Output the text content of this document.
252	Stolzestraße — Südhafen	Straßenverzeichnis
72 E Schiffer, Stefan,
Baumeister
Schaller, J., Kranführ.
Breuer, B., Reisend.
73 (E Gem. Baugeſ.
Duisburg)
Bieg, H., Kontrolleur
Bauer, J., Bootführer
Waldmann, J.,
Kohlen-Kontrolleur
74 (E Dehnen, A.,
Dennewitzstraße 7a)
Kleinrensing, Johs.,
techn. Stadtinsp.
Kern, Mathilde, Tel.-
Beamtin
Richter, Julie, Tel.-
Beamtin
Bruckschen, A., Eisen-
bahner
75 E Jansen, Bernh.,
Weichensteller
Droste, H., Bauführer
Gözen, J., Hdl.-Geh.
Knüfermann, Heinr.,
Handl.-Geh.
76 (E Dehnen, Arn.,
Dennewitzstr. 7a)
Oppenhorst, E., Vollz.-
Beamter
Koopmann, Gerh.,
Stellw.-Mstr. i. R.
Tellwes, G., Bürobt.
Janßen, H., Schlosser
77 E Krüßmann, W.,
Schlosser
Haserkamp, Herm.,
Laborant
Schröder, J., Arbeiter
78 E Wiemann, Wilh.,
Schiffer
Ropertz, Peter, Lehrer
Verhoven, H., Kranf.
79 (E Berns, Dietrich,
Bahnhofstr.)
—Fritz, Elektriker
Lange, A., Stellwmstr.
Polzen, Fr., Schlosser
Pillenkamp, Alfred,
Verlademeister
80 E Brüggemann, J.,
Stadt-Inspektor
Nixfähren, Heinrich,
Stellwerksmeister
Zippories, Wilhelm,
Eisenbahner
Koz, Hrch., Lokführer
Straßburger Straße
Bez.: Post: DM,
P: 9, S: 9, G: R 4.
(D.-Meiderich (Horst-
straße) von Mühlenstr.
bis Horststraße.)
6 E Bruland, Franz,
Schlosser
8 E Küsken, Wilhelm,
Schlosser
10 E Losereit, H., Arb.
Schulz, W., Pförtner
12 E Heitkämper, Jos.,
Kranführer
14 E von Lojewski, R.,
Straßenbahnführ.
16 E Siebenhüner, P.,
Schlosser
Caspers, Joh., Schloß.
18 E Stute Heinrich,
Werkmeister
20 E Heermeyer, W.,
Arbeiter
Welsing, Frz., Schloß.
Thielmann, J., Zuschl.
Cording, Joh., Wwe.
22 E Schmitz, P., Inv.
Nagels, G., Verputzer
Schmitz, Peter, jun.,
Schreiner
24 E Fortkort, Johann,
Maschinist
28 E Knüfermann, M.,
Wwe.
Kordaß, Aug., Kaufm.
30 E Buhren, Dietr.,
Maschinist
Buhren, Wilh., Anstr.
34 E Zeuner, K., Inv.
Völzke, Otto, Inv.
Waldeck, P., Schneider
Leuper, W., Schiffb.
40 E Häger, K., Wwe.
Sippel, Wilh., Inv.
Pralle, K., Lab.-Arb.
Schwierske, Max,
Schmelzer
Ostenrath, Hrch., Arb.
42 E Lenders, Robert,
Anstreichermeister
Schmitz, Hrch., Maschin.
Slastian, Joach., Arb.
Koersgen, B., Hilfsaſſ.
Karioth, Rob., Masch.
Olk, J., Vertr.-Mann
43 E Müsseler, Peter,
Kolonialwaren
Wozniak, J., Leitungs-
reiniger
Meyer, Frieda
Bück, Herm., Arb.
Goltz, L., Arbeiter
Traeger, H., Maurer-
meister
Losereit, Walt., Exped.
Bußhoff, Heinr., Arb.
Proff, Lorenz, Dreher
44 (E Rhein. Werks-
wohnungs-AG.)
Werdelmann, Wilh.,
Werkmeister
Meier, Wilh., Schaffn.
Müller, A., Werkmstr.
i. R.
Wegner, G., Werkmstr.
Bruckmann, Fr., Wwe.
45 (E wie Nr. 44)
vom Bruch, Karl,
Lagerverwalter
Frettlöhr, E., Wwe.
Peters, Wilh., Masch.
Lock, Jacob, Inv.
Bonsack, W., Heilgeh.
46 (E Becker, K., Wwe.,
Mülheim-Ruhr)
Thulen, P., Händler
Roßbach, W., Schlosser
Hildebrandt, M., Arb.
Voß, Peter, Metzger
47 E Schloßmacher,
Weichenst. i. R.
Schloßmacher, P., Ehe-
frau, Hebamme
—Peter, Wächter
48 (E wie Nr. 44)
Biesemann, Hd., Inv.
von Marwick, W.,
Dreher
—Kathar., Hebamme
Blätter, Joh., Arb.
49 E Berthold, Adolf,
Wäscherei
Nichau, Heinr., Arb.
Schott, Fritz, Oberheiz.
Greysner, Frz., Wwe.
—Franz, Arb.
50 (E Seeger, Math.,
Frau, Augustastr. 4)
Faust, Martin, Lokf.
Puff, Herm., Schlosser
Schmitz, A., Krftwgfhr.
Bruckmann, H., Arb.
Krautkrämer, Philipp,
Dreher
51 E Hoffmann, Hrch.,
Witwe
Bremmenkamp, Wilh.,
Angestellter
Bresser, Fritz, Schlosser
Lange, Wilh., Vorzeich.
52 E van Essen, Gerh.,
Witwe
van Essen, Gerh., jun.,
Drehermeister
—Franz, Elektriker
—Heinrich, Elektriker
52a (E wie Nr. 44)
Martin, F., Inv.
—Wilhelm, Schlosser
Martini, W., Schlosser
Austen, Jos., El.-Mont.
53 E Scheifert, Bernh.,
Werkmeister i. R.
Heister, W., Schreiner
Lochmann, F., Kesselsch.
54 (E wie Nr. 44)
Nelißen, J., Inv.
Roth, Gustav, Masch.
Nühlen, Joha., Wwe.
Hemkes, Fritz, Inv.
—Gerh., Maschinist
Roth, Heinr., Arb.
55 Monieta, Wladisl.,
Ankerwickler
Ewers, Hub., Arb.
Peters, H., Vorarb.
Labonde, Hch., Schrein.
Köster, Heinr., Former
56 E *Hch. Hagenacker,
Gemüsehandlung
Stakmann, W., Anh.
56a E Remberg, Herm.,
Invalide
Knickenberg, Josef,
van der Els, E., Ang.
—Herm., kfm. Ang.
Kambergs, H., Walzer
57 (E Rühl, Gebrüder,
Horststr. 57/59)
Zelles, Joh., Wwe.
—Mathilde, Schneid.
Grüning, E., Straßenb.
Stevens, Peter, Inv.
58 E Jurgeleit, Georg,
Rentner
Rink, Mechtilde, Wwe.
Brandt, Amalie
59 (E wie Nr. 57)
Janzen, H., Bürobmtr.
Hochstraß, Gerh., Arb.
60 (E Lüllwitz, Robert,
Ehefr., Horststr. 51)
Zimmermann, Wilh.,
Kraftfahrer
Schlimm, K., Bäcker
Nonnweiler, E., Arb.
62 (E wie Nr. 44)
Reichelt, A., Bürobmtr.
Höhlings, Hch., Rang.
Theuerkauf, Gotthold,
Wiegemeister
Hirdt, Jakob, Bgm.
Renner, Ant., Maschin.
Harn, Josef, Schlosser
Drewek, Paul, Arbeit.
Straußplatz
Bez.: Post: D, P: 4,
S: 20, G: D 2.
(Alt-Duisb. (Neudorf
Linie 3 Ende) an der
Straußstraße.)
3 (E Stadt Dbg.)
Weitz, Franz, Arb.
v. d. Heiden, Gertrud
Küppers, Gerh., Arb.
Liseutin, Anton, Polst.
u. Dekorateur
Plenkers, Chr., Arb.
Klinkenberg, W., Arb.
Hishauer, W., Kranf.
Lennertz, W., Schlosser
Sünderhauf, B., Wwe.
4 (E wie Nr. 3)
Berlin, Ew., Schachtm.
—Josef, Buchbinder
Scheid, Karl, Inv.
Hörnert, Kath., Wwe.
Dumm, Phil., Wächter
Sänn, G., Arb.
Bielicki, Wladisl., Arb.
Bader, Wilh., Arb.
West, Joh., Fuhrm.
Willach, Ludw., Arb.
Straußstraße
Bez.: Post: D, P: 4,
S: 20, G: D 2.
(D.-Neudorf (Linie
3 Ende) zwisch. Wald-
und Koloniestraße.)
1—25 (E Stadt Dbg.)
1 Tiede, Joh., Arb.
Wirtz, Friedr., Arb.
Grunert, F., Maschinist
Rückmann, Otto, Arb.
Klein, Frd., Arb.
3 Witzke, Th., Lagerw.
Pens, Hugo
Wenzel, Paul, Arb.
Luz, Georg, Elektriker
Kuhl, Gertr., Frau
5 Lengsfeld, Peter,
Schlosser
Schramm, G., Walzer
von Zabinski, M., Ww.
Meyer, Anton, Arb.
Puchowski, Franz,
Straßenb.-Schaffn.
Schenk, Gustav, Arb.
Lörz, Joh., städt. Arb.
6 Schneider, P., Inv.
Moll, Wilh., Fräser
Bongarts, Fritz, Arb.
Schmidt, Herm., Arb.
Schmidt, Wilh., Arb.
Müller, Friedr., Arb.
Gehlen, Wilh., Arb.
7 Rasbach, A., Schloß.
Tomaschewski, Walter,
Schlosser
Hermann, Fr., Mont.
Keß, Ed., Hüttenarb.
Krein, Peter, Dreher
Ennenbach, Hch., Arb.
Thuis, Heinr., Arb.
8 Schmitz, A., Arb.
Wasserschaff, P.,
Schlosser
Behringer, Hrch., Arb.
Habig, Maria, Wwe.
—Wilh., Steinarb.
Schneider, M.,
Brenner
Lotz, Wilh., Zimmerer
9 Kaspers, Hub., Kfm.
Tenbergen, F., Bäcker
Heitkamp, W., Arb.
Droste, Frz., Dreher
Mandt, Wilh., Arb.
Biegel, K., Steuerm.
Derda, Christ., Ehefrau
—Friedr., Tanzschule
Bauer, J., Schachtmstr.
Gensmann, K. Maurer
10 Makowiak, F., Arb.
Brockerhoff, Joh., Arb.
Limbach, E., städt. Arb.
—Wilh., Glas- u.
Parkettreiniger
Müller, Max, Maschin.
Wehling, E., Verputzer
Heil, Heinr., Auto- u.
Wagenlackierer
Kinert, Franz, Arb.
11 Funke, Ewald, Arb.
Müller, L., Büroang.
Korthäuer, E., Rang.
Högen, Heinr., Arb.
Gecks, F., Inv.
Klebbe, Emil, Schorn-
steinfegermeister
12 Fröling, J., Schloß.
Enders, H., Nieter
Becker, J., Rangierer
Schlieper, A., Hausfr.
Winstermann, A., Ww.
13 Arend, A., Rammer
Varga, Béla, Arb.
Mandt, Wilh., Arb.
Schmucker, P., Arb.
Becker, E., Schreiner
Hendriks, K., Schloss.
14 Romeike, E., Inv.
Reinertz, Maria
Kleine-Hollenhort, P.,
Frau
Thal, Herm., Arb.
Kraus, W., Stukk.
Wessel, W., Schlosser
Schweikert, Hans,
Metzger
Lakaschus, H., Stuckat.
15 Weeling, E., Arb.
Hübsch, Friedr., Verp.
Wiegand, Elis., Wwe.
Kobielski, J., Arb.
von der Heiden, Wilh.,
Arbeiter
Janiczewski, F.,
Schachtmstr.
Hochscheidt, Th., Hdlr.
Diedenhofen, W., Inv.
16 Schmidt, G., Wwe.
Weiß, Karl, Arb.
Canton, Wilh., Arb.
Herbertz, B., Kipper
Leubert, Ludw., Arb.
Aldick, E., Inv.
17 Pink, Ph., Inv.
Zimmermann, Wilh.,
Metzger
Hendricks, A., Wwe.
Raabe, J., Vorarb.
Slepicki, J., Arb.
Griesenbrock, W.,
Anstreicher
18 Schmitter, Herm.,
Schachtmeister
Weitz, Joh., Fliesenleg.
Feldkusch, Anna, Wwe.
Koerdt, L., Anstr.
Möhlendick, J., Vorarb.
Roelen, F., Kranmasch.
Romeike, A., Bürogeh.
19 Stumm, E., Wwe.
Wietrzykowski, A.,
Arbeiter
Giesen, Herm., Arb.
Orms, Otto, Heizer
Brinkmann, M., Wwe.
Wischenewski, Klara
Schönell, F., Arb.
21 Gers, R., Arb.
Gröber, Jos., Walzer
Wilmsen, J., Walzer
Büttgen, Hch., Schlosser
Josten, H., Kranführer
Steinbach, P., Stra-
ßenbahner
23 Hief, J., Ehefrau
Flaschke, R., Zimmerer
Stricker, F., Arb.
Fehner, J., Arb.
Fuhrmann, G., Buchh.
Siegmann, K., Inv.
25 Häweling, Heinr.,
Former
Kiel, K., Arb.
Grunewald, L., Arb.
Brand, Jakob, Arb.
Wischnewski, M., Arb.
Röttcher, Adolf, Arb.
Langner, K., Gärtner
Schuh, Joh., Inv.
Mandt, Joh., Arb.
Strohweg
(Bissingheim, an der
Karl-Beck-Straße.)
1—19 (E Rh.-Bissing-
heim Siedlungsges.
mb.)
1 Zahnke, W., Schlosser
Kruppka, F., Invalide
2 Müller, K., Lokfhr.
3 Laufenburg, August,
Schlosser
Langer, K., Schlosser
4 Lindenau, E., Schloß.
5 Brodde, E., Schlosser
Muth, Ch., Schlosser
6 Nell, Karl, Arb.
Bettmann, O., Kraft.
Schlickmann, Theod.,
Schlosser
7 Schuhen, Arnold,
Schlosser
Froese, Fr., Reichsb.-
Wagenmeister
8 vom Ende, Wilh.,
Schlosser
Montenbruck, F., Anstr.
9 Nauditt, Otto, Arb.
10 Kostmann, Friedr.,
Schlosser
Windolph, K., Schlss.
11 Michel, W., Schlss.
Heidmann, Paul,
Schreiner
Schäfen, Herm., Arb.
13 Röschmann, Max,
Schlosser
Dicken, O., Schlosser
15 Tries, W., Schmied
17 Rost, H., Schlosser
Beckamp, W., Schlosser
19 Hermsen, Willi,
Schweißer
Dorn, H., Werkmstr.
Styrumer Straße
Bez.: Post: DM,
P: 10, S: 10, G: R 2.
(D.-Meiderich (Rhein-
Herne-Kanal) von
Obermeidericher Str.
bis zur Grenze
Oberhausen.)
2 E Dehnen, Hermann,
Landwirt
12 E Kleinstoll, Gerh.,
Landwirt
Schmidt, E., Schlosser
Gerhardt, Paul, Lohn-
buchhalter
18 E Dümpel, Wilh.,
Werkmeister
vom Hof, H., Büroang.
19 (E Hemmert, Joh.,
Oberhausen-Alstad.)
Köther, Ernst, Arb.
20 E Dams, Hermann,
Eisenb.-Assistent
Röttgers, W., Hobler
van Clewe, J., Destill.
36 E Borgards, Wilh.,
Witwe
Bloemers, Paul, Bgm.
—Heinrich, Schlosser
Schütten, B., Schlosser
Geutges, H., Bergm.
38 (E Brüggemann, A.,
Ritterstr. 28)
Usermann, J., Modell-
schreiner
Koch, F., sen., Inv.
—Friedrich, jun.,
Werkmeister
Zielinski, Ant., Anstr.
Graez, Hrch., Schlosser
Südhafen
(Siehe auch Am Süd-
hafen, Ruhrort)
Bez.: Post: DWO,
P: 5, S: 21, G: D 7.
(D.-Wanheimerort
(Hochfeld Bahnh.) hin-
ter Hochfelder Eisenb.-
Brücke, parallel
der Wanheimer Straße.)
▬▬▬
* _THE TASK_
Go through the listing above line by line and say how many lines hold the word "Schneider". Reply with that number only.

* _COMPLETE OUTPUT_
3